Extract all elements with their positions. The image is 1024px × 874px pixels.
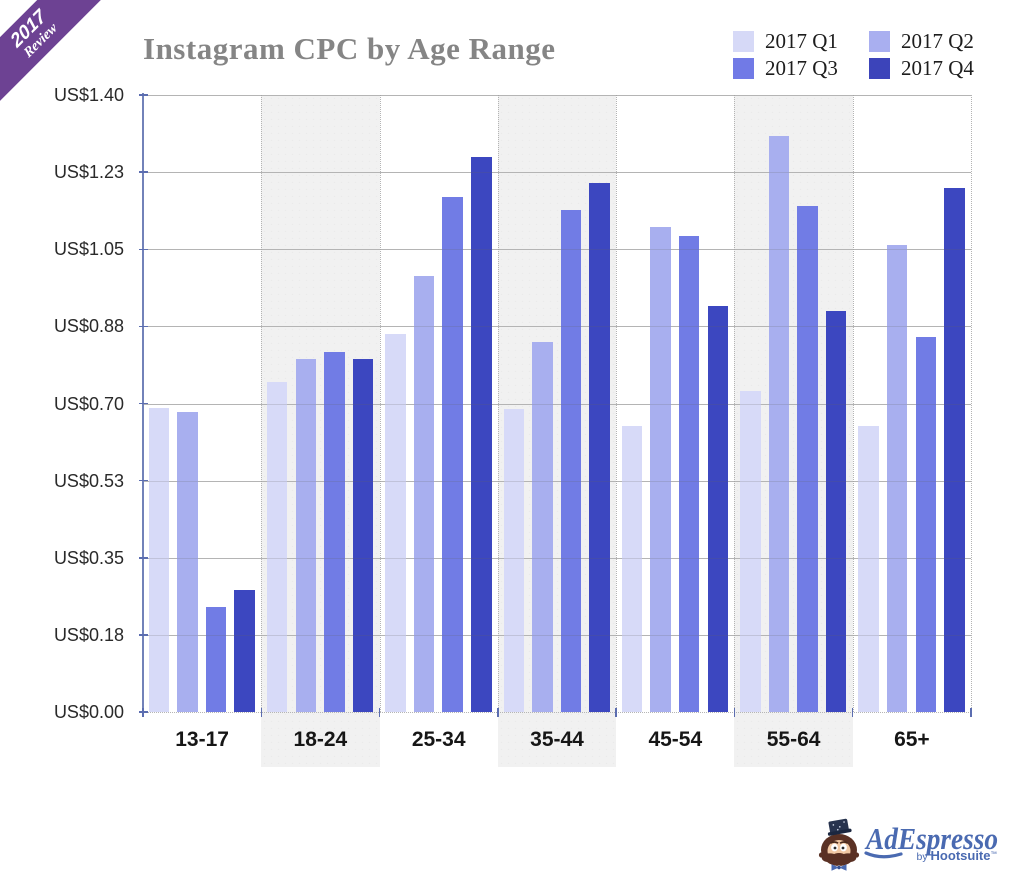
svg-text:by Hootsuite™: by Hootsuite™ [917, 848, 997, 863]
svg-text:AdEspresso: AdEspresso [864, 821, 998, 856]
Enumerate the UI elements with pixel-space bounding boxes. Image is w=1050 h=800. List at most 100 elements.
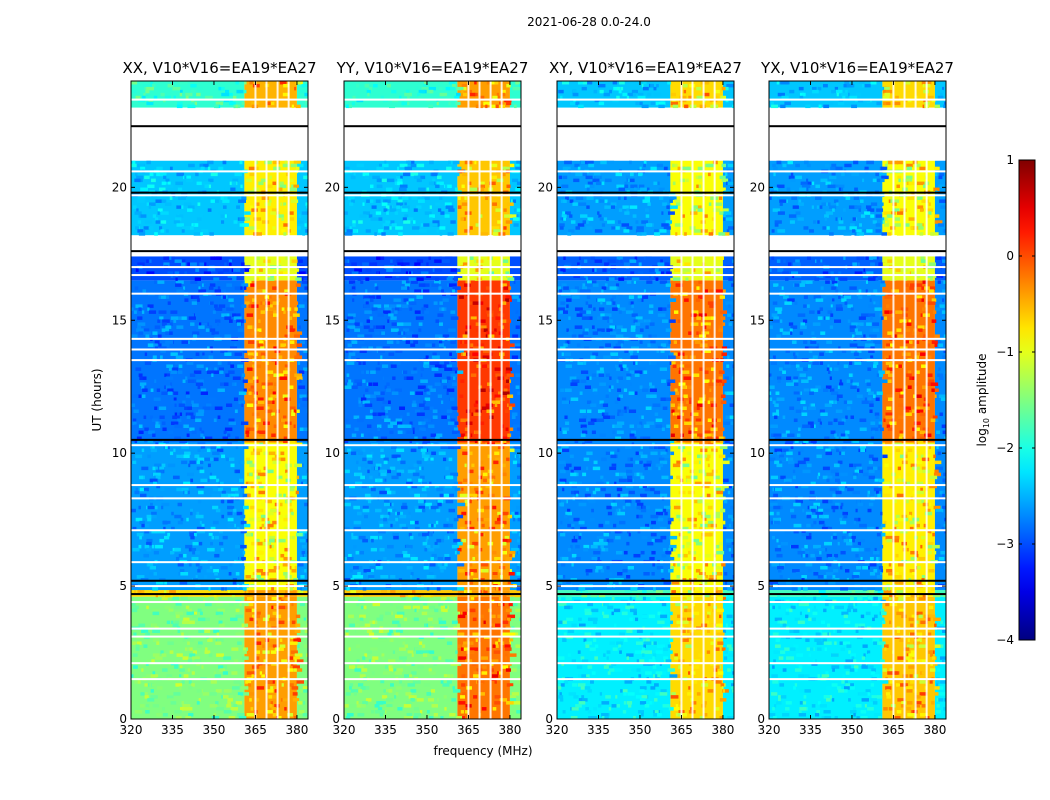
- speckle: [492, 514, 496, 519]
- speckle: [657, 713, 662, 717]
- speckle: [160, 355, 163, 359]
- speckle: [394, 695, 397, 699]
- speckle: [189, 373, 196, 377]
- speckle: [136, 328, 144, 332]
- speckle: [208, 325, 213, 329]
- speckle: [182, 638, 186, 642]
- speckle: [674, 656, 679, 660]
- speckle: [505, 608, 512, 613]
- speckle: [191, 556, 199, 561]
- speckle: [640, 508, 647, 513]
- speckle: [381, 695, 388, 699]
- speckle: [466, 526, 475, 531]
- speckle: [209, 704, 218, 708]
- speckle: [361, 379, 366, 383]
- speckle: [387, 508, 394, 513]
- speckle: [208, 178, 214, 183]
- speckle: [379, 535, 383, 540]
- speckle: [441, 289, 445, 293]
- speckle: [218, 86, 222, 91]
- speckle: [560, 499, 567, 504]
- speckle: [188, 620, 195, 625]
- speckle: [138, 373, 143, 377]
- speckle: [395, 692, 399, 696]
- speckle: [344, 385, 352, 389]
- speckle: [196, 689, 202, 693]
- speckle: [604, 547, 609, 552]
- speckle: [296, 352, 300, 356]
- speckle: [409, 490, 415, 495]
- speckle: [698, 295, 703, 299]
- speckle: [187, 641, 190, 645]
- speckle: [558, 695, 564, 699]
- speckle: [408, 511, 411, 516]
- flag-line: [344, 497, 521, 500]
- speckle: [386, 83, 392, 88]
- speckle: [184, 175, 187, 180]
- speckle: [619, 472, 627, 477]
- speckle: [517, 391, 521, 395]
- speckle: [372, 620, 375, 625]
- speckle: [144, 175, 150, 180]
- speckle: [179, 92, 184, 97]
- speckle: [451, 382, 458, 386]
- speckle: [273, 710, 276, 714]
- speckle: [410, 370, 418, 374]
- speckle: [246, 403, 254, 407]
- speckle: [435, 436, 440, 441]
- speckle: [501, 89, 506, 94]
- speckle: [299, 710, 305, 714]
- speckle: [381, 590, 388, 594]
- speckle: [266, 523, 274, 528]
- speckle: [270, 101, 275, 106]
- speckle: [176, 223, 184, 227]
- speckle: [503, 388, 508, 392]
- speckle: [189, 547, 197, 552]
- speckle: [378, 629, 386, 634]
- speckle: [731, 541, 734, 546]
- speckle: [371, 466, 375, 471]
- speckle: [448, 508, 456, 513]
- speckle: [403, 298, 409, 302]
- speckle: [458, 568, 465, 573]
- speckle: [460, 695, 465, 699]
- speckle: [602, 716, 605, 719]
- speckle: [610, 454, 616, 459]
- speckle: [384, 160, 387, 165]
- speckle: [481, 671, 488, 675]
- speckle: [241, 262, 245, 266]
- speckle: [721, 686, 724, 690]
- speckle: [174, 605, 181, 610]
- speckle: [211, 535, 215, 540]
- speckle: [257, 436, 264, 441]
- speckle: [163, 256, 170, 260]
- speckle: [172, 367, 179, 371]
- speckle: [515, 680, 520, 684]
- speckle: [159, 289, 164, 293]
- speckle: [483, 590, 488, 594]
- speckle: [230, 617, 238, 622]
- speckle: [714, 716, 723, 719]
- speckle: [507, 403, 510, 407]
- speckle: [668, 707, 674, 711]
- speckle: [727, 668, 731, 672]
- speckle: [387, 424, 394, 429]
- speckle: [679, 695, 686, 699]
- speckle: [390, 421, 397, 426]
- speckle: [511, 355, 519, 359]
- speckle: [560, 310, 568, 314]
- speckle: [636, 514, 643, 519]
- speckle: [377, 313, 385, 317]
- speckle: [170, 665, 175, 669]
- speckle: [160, 211, 169, 215]
- flag-line: [344, 678, 521, 681]
- speckle: [652, 656, 655, 660]
- speckle: [243, 445, 249, 450]
- speckle: [191, 671, 195, 675]
- speckle: [609, 641, 615, 645]
- speckle: [247, 683, 252, 687]
- speckle: [422, 499, 426, 504]
- speckle: [396, 274, 400, 278]
- speckle: [348, 280, 356, 284]
- speckle: [491, 289, 494, 293]
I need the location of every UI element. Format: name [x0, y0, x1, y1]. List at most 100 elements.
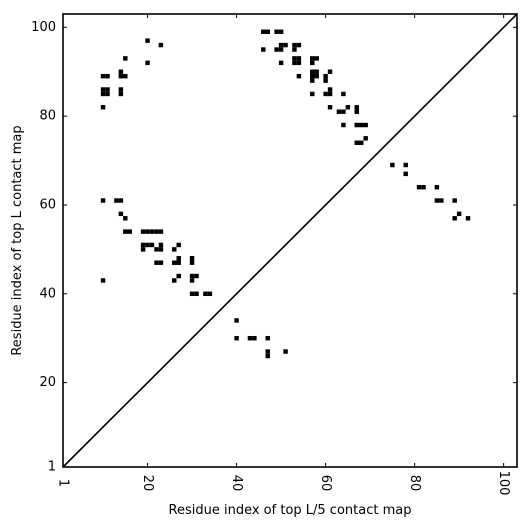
contact-cell-upper [252, 335, 257, 341]
contact-cell-upper [234, 318, 239, 323]
contact-cell-lower [434, 184, 440, 190]
contact-cell-upper [189, 278, 195, 283]
contact-cell-lower [278, 29, 284, 34]
contact-cell-upper [105, 91, 110, 97]
contact-cell-upper [118, 91, 124, 97]
contact-cell-lower [292, 60, 297, 66]
contact-cell-upper [149, 229, 155, 234]
contact-cell-lower [323, 78, 328, 83]
contact-cell-lower [354, 109, 359, 114]
contact-cell-upper [189, 260, 195, 265]
contact-cell-upper [118, 69, 124, 74]
contact-cell-upper [145, 229, 150, 234]
x-tick-label: 80 [407, 475, 422, 492]
contact-cell-lower [456, 211, 462, 217]
contact-cell-lower [341, 109, 346, 114]
contact-cell-upper [283, 349, 288, 354]
plot-frame [62, 13, 518, 468]
contact-cell-lower [354, 122, 359, 128]
contact-cell-lower [327, 91, 333, 97]
contact-cell-upper [105, 73, 110, 79]
contact-cell-upper [207, 291, 213, 297]
y-tick-label: 80 [39, 109, 56, 124]
x-tick-label: 100 [496, 471, 511, 496]
contact-cell-lower [310, 60, 315, 66]
contact-cell-lower [327, 105, 333, 110]
x-tick-label: 60 [318, 475, 333, 492]
contact-cell-lower [261, 29, 266, 34]
contact-cell-lower [292, 56, 297, 61]
contact-cell-lower [296, 56, 302, 61]
contact-cell-upper [145, 60, 150, 66]
x-tick-label: 40 [229, 475, 244, 492]
contact-cell-upper [140, 247, 146, 252]
y-axis-label: Residue index of top L contact map [10, 125, 25, 355]
contact-cell-upper [189, 291, 195, 297]
contact-cell-upper [100, 87, 106, 92]
contact-cell-upper [158, 42, 164, 48]
contact-cell-upper [265, 349, 270, 354]
contact-cell-lower [434, 198, 440, 203]
contact-cell-lower [261, 47, 266, 52]
contact-cell-upper [118, 73, 124, 79]
contact-cell-lower [327, 69, 333, 74]
contact-cell-lower [354, 140, 359, 146]
contact-cell-upper [189, 256, 195, 261]
contact-cell-upper [189, 273, 195, 279]
y-tick-label: 100 [31, 20, 56, 35]
diagonal-line [62, 13, 518, 468]
contact-cell-lower [403, 162, 408, 168]
contact-cell-upper [100, 198, 106, 203]
contact-cell-lower [292, 47, 297, 52]
contact-cell-upper [265, 335, 270, 341]
contact-cell-upper [158, 229, 164, 234]
contact-cell-upper [123, 73, 128, 79]
contact-cell-upper [100, 278, 106, 283]
contact-cell-lower [354, 105, 359, 110]
contact-cell-lower [363, 122, 368, 128]
contact-cell-lower [310, 78, 315, 83]
contact-cell-lower [341, 91, 346, 97]
x-tick-label: 1 [56, 479, 71, 487]
contact-cell-upper [118, 211, 124, 217]
contact-cell-upper [154, 229, 159, 234]
contact-cell-lower [314, 69, 319, 74]
contact-cell-lower [358, 122, 364, 128]
contact-cell-lower [358, 140, 364, 146]
contact-cell-upper [123, 229, 128, 234]
contact-cell-upper [140, 229, 146, 234]
contact-cell-lower [278, 47, 284, 52]
contact-cell-lower [292, 42, 297, 48]
contact-cell-lower [421, 184, 426, 190]
y-tick-label: 40 [39, 286, 56, 301]
contact-cell-lower [403, 171, 408, 177]
contact-cell-lower [310, 56, 315, 61]
contact-cell-lower [278, 42, 284, 48]
contact-marks [100, 29, 471, 359]
contact-cell-upper [145, 242, 150, 248]
contact-cell-upper [194, 291, 199, 297]
contact-cell-upper [158, 247, 164, 252]
contact-cell-lower [439, 198, 444, 203]
contact-cell-lower [390, 162, 395, 168]
contact-cell-upper [154, 247, 159, 252]
contact-cell-upper [234, 335, 239, 341]
contact-cell-lower [336, 109, 342, 114]
contact-cell-lower [345, 105, 351, 110]
contact-cell-lower [278, 60, 284, 66]
contact-cell-upper [100, 105, 106, 110]
contact-cell-lower [310, 69, 315, 74]
contact-cell-upper [176, 256, 181, 261]
contact-cell-upper [203, 291, 208, 297]
contact-cell-lower [323, 73, 328, 79]
contact-cell-lower [265, 29, 270, 34]
contact-cell-lower [296, 73, 302, 79]
contact-cell-upper [123, 56, 128, 61]
contact-cell-lower [274, 47, 279, 52]
contact-cell-lower [452, 216, 457, 221]
contact-cell-lower [465, 216, 471, 221]
contact-cell-upper [172, 278, 177, 283]
contact-cell-lower [283, 42, 288, 48]
contact-cell-upper [149, 242, 155, 248]
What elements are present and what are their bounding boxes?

········

What is expected
Rewrite the records starting at the line that has "contact-cell-upper [252, 335, 257, 341]" and ending after the line that has "contact-cell-upper [100, 87, 106, 92]", changing "plot-frame" to "plot-area" and keeping everything else the same.

Result of this task
contact-cell-upper [252, 335, 257, 341]
contact-cell-upper [234, 318, 239, 323]
contact-cell-lower [434, 184, 440, 190]
contact-cell-upper [189, 278, 195, 283]
contact-cell-lower [278, 29, 284, 34]
contact-cell-upper [105, 91, 110, 97]
contact-cell-upper [118, 91, 124, 97]
contact-cell-lower [292, 60, 297, 66]
contact-cell-upper [149, 229, 155, 234]
contact-cell-lower [323, 78, 328, 83]
contact-cell-lower [354, 109, 359, 114]
contact-cell-upper [189, 260, 195, 265]
contact-cell-upper [118, 69, 124, 74]
contact-cell-upper [145, 229, 150, 234]
x-tick-label: 80 [407, 475, 422, 492]
contact-cell-lower [456, 211, 462, 217]
contact-cell-lower [341, 109, 346, 114]
contact-cell-upper [283, 349, 288, 354]
plot-area [62, 13, 518, 468]
contact-cell-lower [354, 122, 359, 128]
contact-cell-lower [327, 91, 333, 97]
contact-cell-upper [105, 73, 110, 79]
contact-cell-upper [207, 291, 213, 297]
y-tick-label: 80 [39, 109, 56, 124]
x-tick-label: 100 [496, 471, 511, 496]
contact-cell-lower [310, 60, 315, 66]
contact-cell-lower [327, 105, 333, 110]
x-tick-label: 60 [318, 475, 333, 492]
contact-cell-lower [261, 29, 266, 34]
contact-cell-lower [292, 56, 297, 61]
contact-cell-lower [296, 56, 302, 61]
contact-cell-upper [145, 60, 150, 66]
x-tick-label: 40 [229, 475, 244, 492]
contact-cell-upper [140, 247, 146, 252]
y-axis-label: Residue index of top L contact map [10, 125, 25, 355]
contact-cell-upper [189, 291, 195, 297]
contact-cell-upper [100, 87, 106, 92]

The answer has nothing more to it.